[Records]
▽

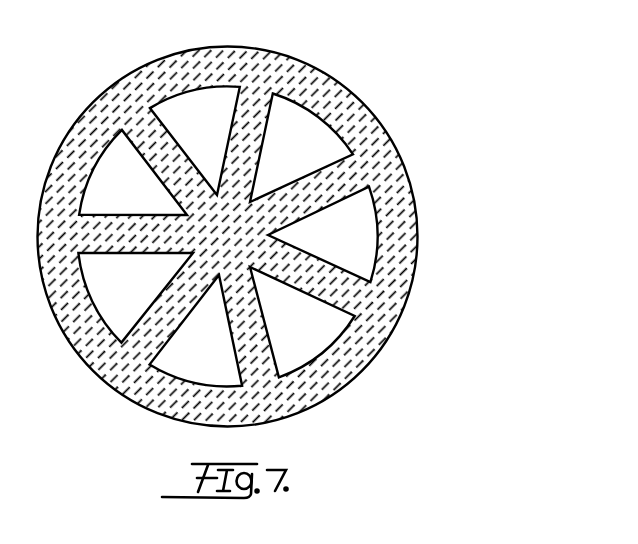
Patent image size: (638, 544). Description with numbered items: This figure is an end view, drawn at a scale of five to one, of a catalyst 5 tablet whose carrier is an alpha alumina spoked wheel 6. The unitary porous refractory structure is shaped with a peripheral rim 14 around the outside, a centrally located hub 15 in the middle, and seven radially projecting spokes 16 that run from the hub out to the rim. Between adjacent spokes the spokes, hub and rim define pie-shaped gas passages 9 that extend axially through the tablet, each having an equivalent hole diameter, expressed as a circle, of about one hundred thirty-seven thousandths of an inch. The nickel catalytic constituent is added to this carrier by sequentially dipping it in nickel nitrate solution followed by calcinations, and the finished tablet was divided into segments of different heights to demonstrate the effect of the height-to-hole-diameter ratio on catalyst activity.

The peripheral rim 14 is at (310, 74).
The catalyst 5 is at (423, 143).
The radially projecting spokes 16 is at (292, 187).
The centrally located hub 15 is at (249, 246).
The gas passages 9 is at (352, 249).
The spoked wheel 6 is at (393, 338).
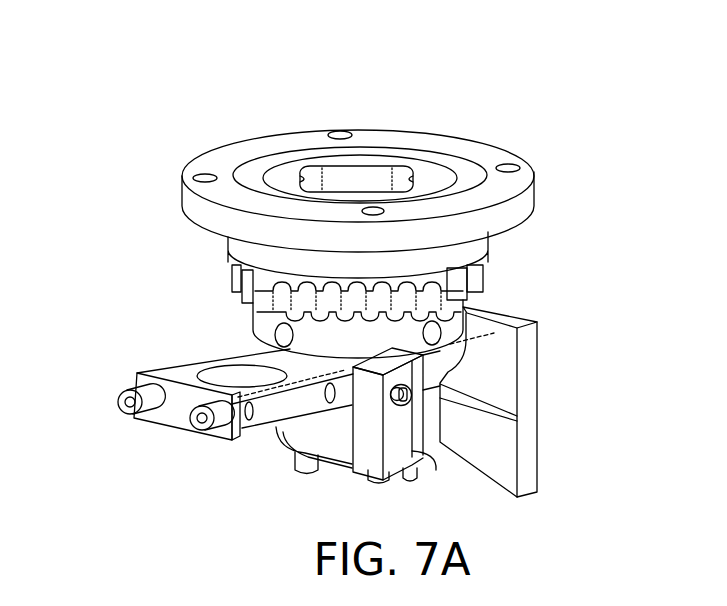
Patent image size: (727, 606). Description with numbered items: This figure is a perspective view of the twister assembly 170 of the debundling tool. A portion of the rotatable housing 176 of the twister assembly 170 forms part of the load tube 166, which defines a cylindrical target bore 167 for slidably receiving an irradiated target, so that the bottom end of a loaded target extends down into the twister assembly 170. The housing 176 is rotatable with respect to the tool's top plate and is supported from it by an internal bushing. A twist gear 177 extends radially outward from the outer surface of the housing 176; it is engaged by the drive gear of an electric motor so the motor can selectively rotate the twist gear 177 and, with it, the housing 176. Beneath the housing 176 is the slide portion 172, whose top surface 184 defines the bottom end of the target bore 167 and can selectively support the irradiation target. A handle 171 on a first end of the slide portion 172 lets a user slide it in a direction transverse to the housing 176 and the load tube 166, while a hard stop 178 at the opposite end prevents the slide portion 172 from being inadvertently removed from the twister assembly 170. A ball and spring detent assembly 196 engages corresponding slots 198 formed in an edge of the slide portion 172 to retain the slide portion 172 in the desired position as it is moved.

The twister assembly 170 is at (588, 90).
The load tube 166 is at (435, 176).
The target bore 167 is at (362, 176).
The twist gear 177 is at (478, 275).
The housing 176 is at (253, 300).
The handle 171 is at (536, 433).
The slide portion 172 is at (192, 340).
The top surface 184 is at (190, 380).
The hard stop 178 is at (166, 418).
The slots 198 is at (249, 420).
The ball and spring detent assembly 196 is at (391, 418).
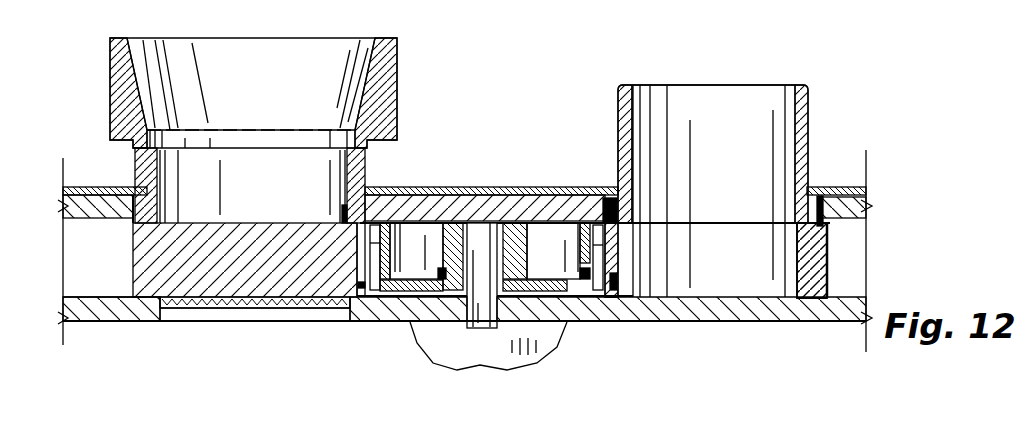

△

## Exercise task
Quote the data word for word from its start through the line containing "The spoked wheel 6 is at (393, 338).", inclusive, and leave the pictures out of your answer.

## Expected answer
Patent image size: (638, 544). Description with numbered items: This figure is an end view, drawn at a scale of five to one, of a catalyst 5 tablet whose carrier is an alpha alumina spoked wheel 6. The unitary porous refractory structure is shaped with a peripheral rim 14 around the outside, a centrally located hub 15 in the middle, and seven radially projecting spokes 16 that run from the hub out to the rim. Between adjacent spokes the spokes, hub and rim define pie-shaped gas passages 9 that extend axially through the tablet, each having an equivalent hole diameter, expressed as a circle, of about one hundred thirty-seven thousandths of an inch. The nickel catalytic constituent is added to this carrier by sequentially dipping it in nickel nitrate solution followed by calcinations, and the finished tablet was divided into segments of different heights to demonstrate the effect of the height-to-hole-diameter ratio on catalyst activity.

The peripheral rim 14 is at (310, 74).
The catalyst 5 is at (423, 143).
The radially projecting spokes 16 is at (292, 187).
The centrally located hub 15 is at (249, 246).
The gas passages 9 is at (352, 249).
The spoked wheel 6 is at (393, 338).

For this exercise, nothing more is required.